• [YOUR INSTRUCTIONS]: Each record below should be repeated precisely as written.

• [GIVEN DATA]:
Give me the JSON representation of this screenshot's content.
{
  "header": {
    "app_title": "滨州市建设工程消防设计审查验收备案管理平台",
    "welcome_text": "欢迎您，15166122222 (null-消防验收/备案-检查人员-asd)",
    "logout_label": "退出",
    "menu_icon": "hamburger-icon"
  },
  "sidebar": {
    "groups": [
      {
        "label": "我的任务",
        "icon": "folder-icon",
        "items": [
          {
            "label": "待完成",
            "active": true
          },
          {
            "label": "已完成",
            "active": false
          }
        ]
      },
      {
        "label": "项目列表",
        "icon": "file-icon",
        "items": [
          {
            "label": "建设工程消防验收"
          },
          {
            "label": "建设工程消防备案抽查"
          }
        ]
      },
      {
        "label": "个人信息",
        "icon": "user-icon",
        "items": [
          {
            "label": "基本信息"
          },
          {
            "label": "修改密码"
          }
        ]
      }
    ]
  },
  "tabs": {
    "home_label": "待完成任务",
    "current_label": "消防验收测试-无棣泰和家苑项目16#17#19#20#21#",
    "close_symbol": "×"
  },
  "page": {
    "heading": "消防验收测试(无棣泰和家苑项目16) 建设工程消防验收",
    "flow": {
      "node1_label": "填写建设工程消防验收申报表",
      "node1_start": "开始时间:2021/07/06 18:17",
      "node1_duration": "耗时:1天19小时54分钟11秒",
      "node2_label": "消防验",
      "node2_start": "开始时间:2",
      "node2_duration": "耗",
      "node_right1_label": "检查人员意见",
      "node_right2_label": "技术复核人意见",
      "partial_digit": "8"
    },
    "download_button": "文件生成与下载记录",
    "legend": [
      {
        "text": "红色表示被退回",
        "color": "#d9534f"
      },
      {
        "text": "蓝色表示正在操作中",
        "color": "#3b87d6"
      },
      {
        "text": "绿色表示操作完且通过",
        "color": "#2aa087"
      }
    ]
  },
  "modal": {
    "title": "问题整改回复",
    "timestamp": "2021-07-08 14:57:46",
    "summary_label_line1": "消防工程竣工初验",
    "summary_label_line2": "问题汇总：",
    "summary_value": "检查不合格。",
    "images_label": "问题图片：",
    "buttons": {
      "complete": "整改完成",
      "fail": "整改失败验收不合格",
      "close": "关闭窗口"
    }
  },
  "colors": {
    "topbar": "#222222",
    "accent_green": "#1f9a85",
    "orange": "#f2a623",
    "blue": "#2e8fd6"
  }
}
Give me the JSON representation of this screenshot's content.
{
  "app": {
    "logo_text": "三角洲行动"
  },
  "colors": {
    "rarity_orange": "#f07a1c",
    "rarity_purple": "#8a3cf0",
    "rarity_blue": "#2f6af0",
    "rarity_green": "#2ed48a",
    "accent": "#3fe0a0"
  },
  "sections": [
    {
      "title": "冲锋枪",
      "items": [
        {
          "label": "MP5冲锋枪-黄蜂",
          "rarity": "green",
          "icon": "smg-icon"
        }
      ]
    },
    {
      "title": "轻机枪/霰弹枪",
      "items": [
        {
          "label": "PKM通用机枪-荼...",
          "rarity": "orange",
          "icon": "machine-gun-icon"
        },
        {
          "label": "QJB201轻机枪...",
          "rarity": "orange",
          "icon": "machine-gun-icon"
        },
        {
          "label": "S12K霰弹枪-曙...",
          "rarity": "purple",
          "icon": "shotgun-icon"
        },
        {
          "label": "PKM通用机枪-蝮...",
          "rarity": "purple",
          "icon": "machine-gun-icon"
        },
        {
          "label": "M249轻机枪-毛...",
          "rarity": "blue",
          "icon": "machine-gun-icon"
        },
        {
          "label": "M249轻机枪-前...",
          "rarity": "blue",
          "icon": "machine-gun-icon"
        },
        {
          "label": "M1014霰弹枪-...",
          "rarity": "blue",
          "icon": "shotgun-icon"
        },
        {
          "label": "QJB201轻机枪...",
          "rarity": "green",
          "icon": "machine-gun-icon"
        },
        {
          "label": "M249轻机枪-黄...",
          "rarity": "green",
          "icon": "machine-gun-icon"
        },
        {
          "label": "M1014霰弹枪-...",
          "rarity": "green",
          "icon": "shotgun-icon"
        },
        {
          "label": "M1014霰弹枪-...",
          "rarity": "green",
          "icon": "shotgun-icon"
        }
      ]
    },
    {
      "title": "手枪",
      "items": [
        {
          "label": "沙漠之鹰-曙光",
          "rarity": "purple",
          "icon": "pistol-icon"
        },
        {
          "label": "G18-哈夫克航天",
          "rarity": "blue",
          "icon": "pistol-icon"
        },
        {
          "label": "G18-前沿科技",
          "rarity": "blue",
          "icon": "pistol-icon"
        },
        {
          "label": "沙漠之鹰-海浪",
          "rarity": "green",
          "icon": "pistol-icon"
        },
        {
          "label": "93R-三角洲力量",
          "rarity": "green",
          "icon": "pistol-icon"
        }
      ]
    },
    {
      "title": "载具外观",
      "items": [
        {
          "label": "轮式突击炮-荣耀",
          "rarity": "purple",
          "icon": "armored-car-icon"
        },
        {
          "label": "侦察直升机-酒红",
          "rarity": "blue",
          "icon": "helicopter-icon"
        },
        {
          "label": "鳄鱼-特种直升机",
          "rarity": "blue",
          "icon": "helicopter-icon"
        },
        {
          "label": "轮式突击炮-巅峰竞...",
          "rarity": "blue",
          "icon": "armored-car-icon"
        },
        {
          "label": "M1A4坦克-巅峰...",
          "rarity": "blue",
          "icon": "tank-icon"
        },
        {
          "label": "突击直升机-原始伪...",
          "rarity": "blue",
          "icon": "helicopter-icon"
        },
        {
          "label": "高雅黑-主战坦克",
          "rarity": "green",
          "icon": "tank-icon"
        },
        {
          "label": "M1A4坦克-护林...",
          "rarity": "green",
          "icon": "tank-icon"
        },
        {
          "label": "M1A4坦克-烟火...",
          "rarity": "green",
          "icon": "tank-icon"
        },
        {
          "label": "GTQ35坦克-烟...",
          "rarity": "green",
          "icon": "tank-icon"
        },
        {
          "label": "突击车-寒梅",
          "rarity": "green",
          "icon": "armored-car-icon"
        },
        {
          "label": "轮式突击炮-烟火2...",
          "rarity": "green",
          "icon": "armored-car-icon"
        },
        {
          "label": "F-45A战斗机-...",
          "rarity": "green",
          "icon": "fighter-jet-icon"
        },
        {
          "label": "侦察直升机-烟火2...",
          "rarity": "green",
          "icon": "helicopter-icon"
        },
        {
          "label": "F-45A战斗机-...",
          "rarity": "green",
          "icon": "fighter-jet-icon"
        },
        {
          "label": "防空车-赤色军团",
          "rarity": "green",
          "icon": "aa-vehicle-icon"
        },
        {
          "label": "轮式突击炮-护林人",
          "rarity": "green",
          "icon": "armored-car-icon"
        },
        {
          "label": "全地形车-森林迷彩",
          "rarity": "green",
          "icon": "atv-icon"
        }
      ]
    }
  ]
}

• [FULL ANSWER]:
Give me the JSON representation of this screenshot's content.
{
  "header": {
    "app_title": "滨州市建设工程消防设计审查验收备案管理平台",
    "welcome_text": "欢迎您，15166122222 (null-消防验收/备案-检查人员-asd)",
    "logout_label": "退出",
    "menu_icon": "hamburger-icon"
  },
  "sidebar": {
    "groups": [
      {
        "label": "我的任务",
        "icon": "folder-icon",
        "items": [
          {
            "label": "待完成",
            "active": true
          },
          {
            "label": "已完成",
            "active": false
          }
        ]
      },
      {
        "label": "项目列表",
        "icon": "file-icon",
        "items": [
          {
            "label": "建设工程消防验收"
          },
          {
            "label": "建设工程消防备案抽查"
          }
        ]
      },
      {
        "label": "个人信息",
        "icon": "user-icon",
        "items": [
          {
            "label": "基本信息"
          },
          {
            "label": "修改密码"
          }
        ]
      }
    ]
  },
  "tabs": {
    "home_label": "待完成任务",
    "current_label": "消防验收测试-无棣泰和家苑项目16#17#19#20#21#",
    "close_symbol": "×"
  },
  "page": {
    "heading": "消防验收测试(无棣泰和家苑项目16) 建设工程消防验收",
    "flow": {
      "node1_label": "填写建设工程消防验收申报表",
      "node1_start": "开始时间:2021/07/06 18:17",
      "node1_duration": "耗时:1天19小时54分钟11秒",
      "node2_label": "消防验",
      "node2_start": "开始时间:2",
      "node2_duration": "耗",
      "node_right1_label": "检查人员意见",
      "node_right2_label": "技术复核人意见",
      "partial_digit": "8"
    },
    "download_button": "文件生成与下载记录",
    "legend": [
      {
        "text": "红色表示被退回",
        "color": "#d9534f"
      },
      {
        "text": "蓝色表示正在操作中",
        "color": "#3b87d6"
      },
      {
        "text": "绿色表示操作完且通过",
        "color": "#2aa087"
      }
    ]
  },
  "modal": {
    "title": "问题整改回复",
    "timestamp": "2021-07-08 14:57:46",
    "summary_label_line1": "消防工程竣工初验",
    "summary_label_line2": "问题汇总：",
    "summary_value": "检查不合格。",
    "images_label": "问题图片：",
    "buttons": {
      "complete": "整改完成",
      "fail": "整改失败验收不合格",
      "close": "关闭窗口"
    }
  },
  "colors": {
    "topbar": "#222222",
    "accent_green": "#1f9a85",
    "orange": "#f2a623",
    "blue": "#2e8fd6"
  }
}
Give me the JSON representation of this screenshot's content.
{
  "app": {
    "logo_text": "三角洲行动"
  },
  "colors": {
    "rarity_orange": "#f07a1c",
    "rarity_purple": "#8a3cf0",
    "rarity_blue": "#2f6af0",
    "rarity_green": "#2ed48a",
    "accent": "#3fe0a0"
  },
  "sections": [
    {
      "title": "冲锋枪",
      "items": [
        {
          "label": "MP5冲锋枪-黄蜂",
          "rarity": "green",
          "icon": "smg-icon"
        }
      ]
    },
    {
      "title": "轻机枪/霰弹枪",
      "items": [
        {
          "label": "PKM通用机枪-荼...",
          "rarity": "orange",
          "icon": "machine-gun-icon"
        },
        {
          "label": "QJB201轻机枪...",
          "rarity": "orange",
          "icon": "machine-gun-icon"
        },
        {
          "label": "S12K霰弹枪-曙...",
          "rarity": "purple",
          "icon": "shotgun-icon"
        },
        {
          "label": "PKM通用机枪-蝮...",
          "rarity": "purple",
          "icon": "machine-gun-icon"
        },
        {
          "label": "M249轻机枪-毛...",
          "rarity": "blue",
          "icon": "machine-gun-icon"
        },
        {
          "label": "M249轻机枪-前...",
          "rarity": "blue",
          "icon": "machine-gun-icon"
        },
        {
          "label": "M1014霰弹枪-...",
          "rarity": "blue",
          "icon": "shotgun-icon"
        },
        {
          "label": "QJB201轻机枪...",
          "rarity": "green",
          "icon": "machine-gun-icon"
        },
        {
          "label": "M249轻机枪-黄...",
          "rarity": "green",
          "icon": "machine-gun-icon"
        },
        {
          "label": "M1014霰弹枪-...",
          "rarity": "green",
          "icon": "shotgun-icon"
        },
        {
          "label": "M1014霰弹枪-...",
          "rarity": "green",
          "icon": "shotgun-icon"
        }
      ]
    },
    {
      "title": "手枪",
      "items": [
        {
          "label": "沙漠之鹰-曙光",
          "rarity": "purple",
          "icon": "pistol-icon"
        },
        {
          "label": "G18-哈夫克航天",
          "rarity": "blue",
          "icon": "pistol-icon"
        },
        {
          "label": "G18-前沿科技",
          "rarity": "blue",
          "icon": "pistol-icon"
        },
        {
          "label": "沙漠之鹰-海浪",
          "rarity": "green",
          "icon": "pistol-icon"
        },
        {
          "label": "93R-三角洲力量",
          "rarity": "green",
          "icon": "pistol-icon"
        }
      ]
    },
    {
      "title": "载具外观",
      "items": [
        {
          "label": "轮式突击炮-荣耀",
          "rarity": "purple",
          "icon": "armored-car-icon"
        },
        {
          "label": "侦察直升机-酒红",
          "rarity": "blue",
          "icon": "helicopter-icon"
        },
        {
          "label": "鳄鱼-特种直升机",
          "rarity": "blue",
          "icon": "helicopter-icon"
        },
        {
          "label": "轮式突击炮-巅峰竞...",
          "rarity": "blue",
          "icon": "armored-car-icon"
        },
        {
          "label": "M1A4坦克-巅峰...",
          "rarity": "blue",
          "icon": "tank-icon"
        },
        {
          "label": "突击直升机-原始伪...",
          "rarity": "blue",
          "icon": "helicopter-icon"
        },
        {
          "label": "高雅黑-主战坦克",
          "rarity": "green",
          "icon": "tank-icon"
        },
        {
          "label": "M1A4坦克-护林...",
          "rarity": "green",
          "icon": "tank-icon"
        },
        {
          "label": "M1A4坦克-烟火...",
          "rarity": "green",
          "icon": "tank-icon"
        },
        {
          "label": "GTQ35坦克-烟...",
          "rarity": "green",
          "icon": "tank-icon"
        },
        {
          "label": "突击车-寒梅",
          "rarity": "green",
          "icon": "armored-car-icon"
        },
        {
          "label": "轮式突击炮-烟火2...",
          "rarity": "green",
          "icon": "armored-car-icon"
        },
        {
          "label": "F-45A战斗机-...",
          "rarity": "green",
          "icon": "fighter-jet-icon"
        },
        {
          "label": "侦察直升机-烟火2...",
          "rarity": "green",
          "icon": "helicopter-icon"
        },
        {
          "label": "F-45A战斗机-...",
          "rarity": "green",
          "icon": "fighter-jet-icon"
        },
        {
          "label": "防空车-赤色军团",
          "rarity": "green",
          "icon": "aa-vehicle-icon"
        },
        {
          "label": "轮式突击炮-护林人",
          "rarity": "green",
          "icon": "armored-car-icon"
        },
        {
          "label": "全地形车-森林迷彩",
          "rarity": "green",
          "icon": "atv-icon"
        }
      ]
    }
  ]
}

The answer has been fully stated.